Start of DATA TO PROCESS
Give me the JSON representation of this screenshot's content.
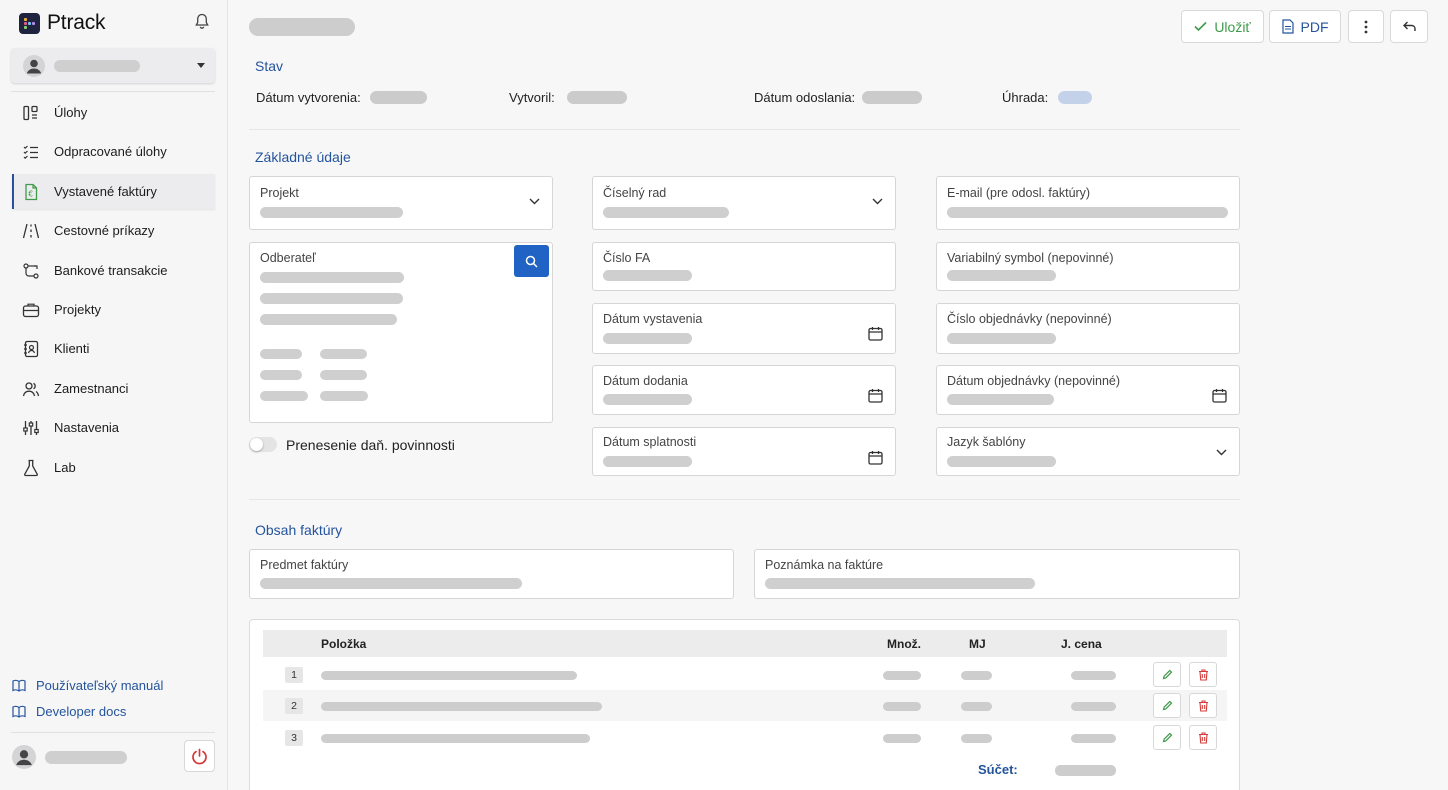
{
  "app": {
    "name": "Ptrack"
  },
  "sidebar": {
    "items": [
      {
        "label": "Úlohy",
        "icon": "tasks-icon"
      },
      {
        "label": "Odpracované úlohy",
        "icon": "checklist-icon"
      },
      {
        "label": "Vystavené faktúry",
        "icon": "invoice-icon",
        "active": true
      },
      {
        "label": "Cestovné príkazy",
        "icon": "road-icon"
      },
      {
        "label": "Bankové transakcie",
        "icon": "transactions-icon"
      },
      {
        "label": "Projekty",
        "icon": "briefcase-icon"
      },
      {
        "label": "Klienti",
        "icon": "contacts-icon"
      },
      {
        "label": "Zamestnanci",
        "icon": "users-icon"
      },
      {
        "label": "Nastavenia",
        "icon": "sliders-icon"
      },
      {
        "label": "Lab",
        "icon": "flask-icon"
      }
    ],
    "footer_links": [
      "Používateľský manuál",
      "Developer docs"
    ]
  },
  "toolbar": {
    "save_label": "Uložiť",
    "pdf_label": "PDF"
  },
  "status": {
    "title": "Stav",
    "created_label": "Dátum vytvorenia:",
    "created_by_label": "Vytvoril:",
    "sent_label": "Dátum odoslania:",
    "payment_label": "Úhrada:"
  },
  "basic": {
    "title": "Základné údaje",
    "project": "Projekt",
    "customer": "Odberateľ",
    "reverse_charge": "Prenesenie daň. povinnosti",
    "number_series": "Číselný rad",
    "invoice_number": "Číslo FA",
    "issue_date": "Dátum vystavenia",
    "delivery_date": "Dátum dodania",
    "due_date": "Dátum splatnosti",
    "email": "E-mail (pre odosl. faktúry)",
    "variable_symbol": "Variabilný symbol (nepovinné)",
    "order_number": "Číslo objednávky (nepovinné)",
    "order_date": "Dátum objednávky (nepovinné)",
    "template_language": "Jazyk šablóny"
  },
  "content": {
    "title": "Obsah faktúry",
    "subject": "Predmet faktúry",
    "note": "Poznámka na faktúre"
  },
  "table": {
    "columns": [
      "Položka",
      "Množ.",
      "MJ",
      "J. cena"
    ],
    "rows": [
      "1",
      "2",
      "3"
    ],
    "sum_label": "Súčet:"
  },
  "colors": {
    "accent": "#24549c",
    "primary_button": "#2163c4",
    "save_green": "#3f9a4a",
    "danger": "#d33b3b"
  }
}
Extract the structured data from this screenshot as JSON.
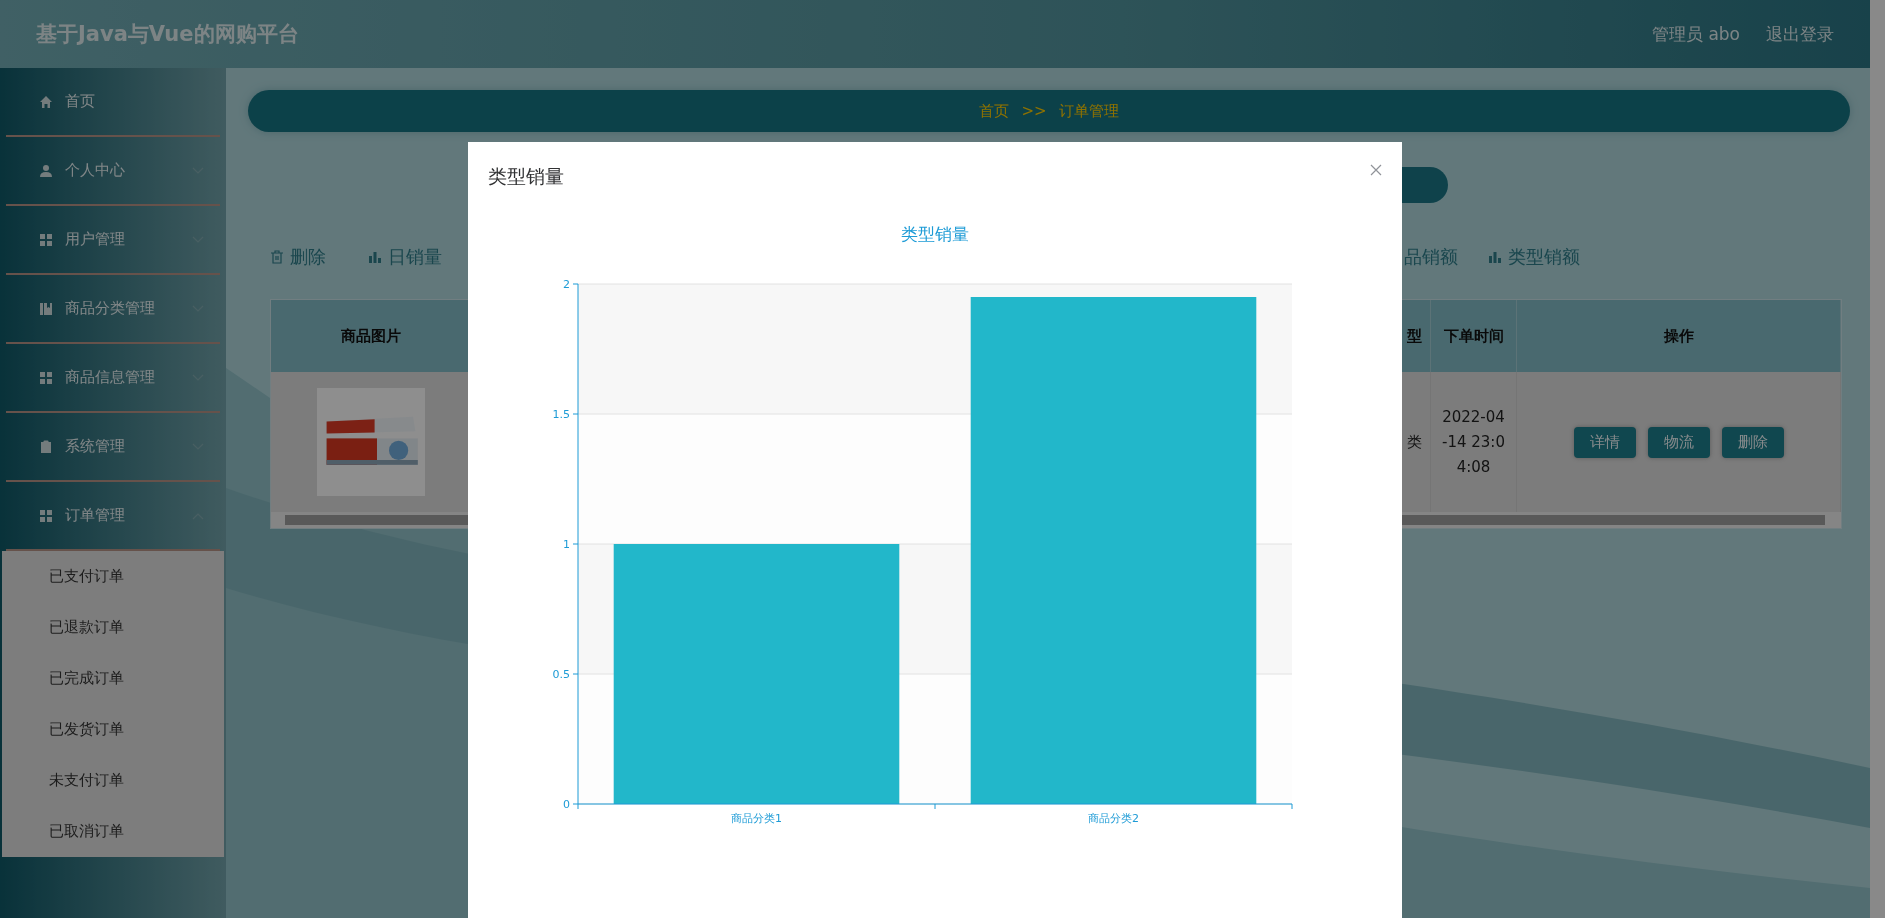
End of DATA TO PROCESS
**WHAT YOU WILL DO:**
Read the entries and pick out all lines that include the word "content".

**CORRECT RESPONSE:**
Give me the JSON representation of this screenshot's content.
  "content": {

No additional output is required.